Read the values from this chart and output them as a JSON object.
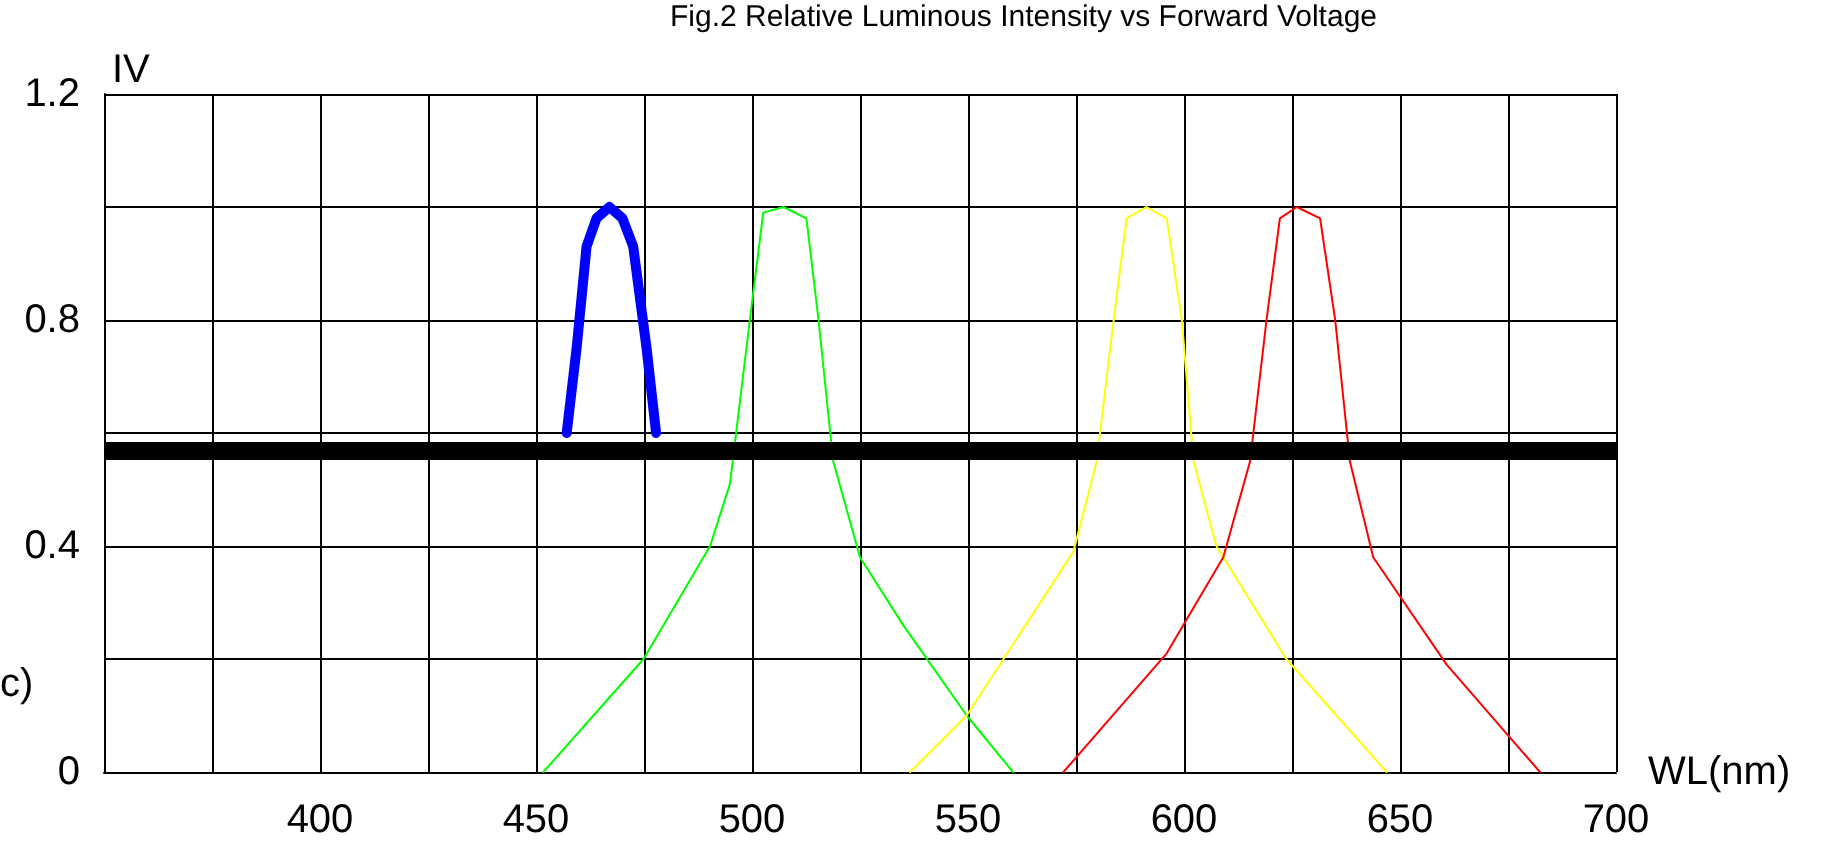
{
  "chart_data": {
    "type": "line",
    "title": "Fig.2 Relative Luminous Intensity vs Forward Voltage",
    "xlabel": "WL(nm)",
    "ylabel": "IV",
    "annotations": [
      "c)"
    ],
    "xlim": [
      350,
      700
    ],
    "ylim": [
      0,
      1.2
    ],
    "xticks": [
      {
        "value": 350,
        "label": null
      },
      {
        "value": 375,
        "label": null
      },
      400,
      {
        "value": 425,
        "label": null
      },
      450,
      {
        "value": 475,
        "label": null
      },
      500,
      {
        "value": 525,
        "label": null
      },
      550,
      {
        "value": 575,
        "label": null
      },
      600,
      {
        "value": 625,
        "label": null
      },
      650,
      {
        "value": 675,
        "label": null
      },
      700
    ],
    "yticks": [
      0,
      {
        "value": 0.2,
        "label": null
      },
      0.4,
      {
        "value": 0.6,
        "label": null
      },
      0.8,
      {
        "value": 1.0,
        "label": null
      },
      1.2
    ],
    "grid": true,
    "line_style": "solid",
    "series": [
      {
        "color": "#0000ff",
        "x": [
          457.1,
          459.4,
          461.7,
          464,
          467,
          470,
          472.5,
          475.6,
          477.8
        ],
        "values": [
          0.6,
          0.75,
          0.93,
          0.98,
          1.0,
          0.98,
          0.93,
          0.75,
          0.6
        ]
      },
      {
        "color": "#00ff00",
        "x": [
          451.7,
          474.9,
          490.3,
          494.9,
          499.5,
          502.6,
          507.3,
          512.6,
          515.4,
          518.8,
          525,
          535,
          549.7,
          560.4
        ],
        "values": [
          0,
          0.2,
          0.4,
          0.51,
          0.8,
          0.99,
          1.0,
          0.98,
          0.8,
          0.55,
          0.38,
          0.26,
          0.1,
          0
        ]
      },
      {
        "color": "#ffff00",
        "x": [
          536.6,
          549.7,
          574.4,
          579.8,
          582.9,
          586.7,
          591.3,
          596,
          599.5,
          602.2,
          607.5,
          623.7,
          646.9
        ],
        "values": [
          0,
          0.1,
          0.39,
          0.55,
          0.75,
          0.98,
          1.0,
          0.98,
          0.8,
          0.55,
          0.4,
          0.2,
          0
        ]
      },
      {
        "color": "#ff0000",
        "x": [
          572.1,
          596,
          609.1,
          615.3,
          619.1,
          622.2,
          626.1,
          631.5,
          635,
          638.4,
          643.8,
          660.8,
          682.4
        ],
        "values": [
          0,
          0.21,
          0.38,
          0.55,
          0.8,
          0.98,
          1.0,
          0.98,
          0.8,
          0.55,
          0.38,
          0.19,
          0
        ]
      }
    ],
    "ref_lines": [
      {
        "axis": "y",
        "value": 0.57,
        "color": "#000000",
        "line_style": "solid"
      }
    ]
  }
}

+ + +

### JOB
Write the entries above out in full, exactly, with no images.

### ANSWER TO THIS EXERCISE
Read the values from this chart and output them as a JSON object.
{
  "chart_data": {
    "type": "line",
    "title": "Fig.2 Relative Luminous Intensity vs Forward Voltage",
    "xlabel": "WL(nm)",
    "ylabel": "IV",
    "annotations": [
      "c)"
    ],
    "xlim": [
      350,
      700
    ],
    "ylim": [
      0,
      1.2
    ],
    "xticks": [
      {
        "value": 350,
        "label": null
      },
      {
        "value": 375,
        "label": null
      },
      400,
      {
        "value": 425,
        "label": null
      },
      450,
      {
        "value": 475,
        "label": null
      },
      500,
      {
        "value": 525,
        "label": null
      },
      550,
      {
        "value": 575,
        "label": null
      },
      600,
      {
        "value": 625,
        "label": null
      },
      650,
      {
        "value": 675,
        "label": null
      },
      700
    ],
    "yticks": [
      0,
      {
        "value": 0.2,
        "label": null
      },
      0.4,
      {
        "value": 0.6,
        "label": null
      },
      0.8,
      {
        "value": 1.0,
        "label": null
      },
      1.2
    ],
    "grid": true,
    "line_style": "solid",
    "series": [
      {
        "color": "#0000ff",
        "x": [
          457.1,
          459.4,
          461.7,
          464,
          467,
          470,
          472.5,
          475.6,
          477.8
        ],
        "values": [
          0.6,
          0.75,
          0.93,
          0.98,
          1.0,
          0.98,
          0.93,
          0.75,
          0.6
        ]
      },
      {
        "color": "#00ff00",
        "x": [
          451.7,
          474.9,
          490.3,
          494.9,
          499.5,
          502.6,
          507.3,
          512.6,
          515.4,
          518.8,
          525,
          535,
          549.7,
          560.4
        ],
        "values": [
          0,
          0.2,
          0.4,
          0.51,
          0.8,
          0.99,
          1.0,
          0.98,
          0.8,
          0.55,
          0.38,
          0.26,
          0.1,
          0
        ]
      },
      {
        "color": "#ffff00",
        "x": [
          536.6,
          549.7,
          574.4,
          579.8,
          582.9,
          586.7,
          591.3,
          596,
          599.5,
          602.2,
          607.5,
          623.7,
          646.9
        ],
        "values": [
          0,
          0.1,
          0.39,
          0.55,
          0.75,
          0.98,
          1.0,
          0.98,
          0.8,
          0.55,
          0.4,
          0.2,
          0
        ]
      },
      {
        "color": "#ff0000",
        "x": [
          572.1,
          596,
          609.1,
          615.3,
          619.1,
          622.2,
          626.1,
          631.5,
          635,
          638.4,
          643.8,
          660.8,
          682.4
        ],
        "values": [
          0,
          0.21,
          0.38,
          0.55,
          0.8,
          0.98,
          1.0,
          0.98,
          0.8,
          0.55,
          0.38,
          0.19,
          0
        ]
      }
    ],
    "ref_lines": [
      {
        "axis": "y",
        "value": 0.57,
        "color": "#000000",
        "line_style": "solid"
      }
    ]
  }
}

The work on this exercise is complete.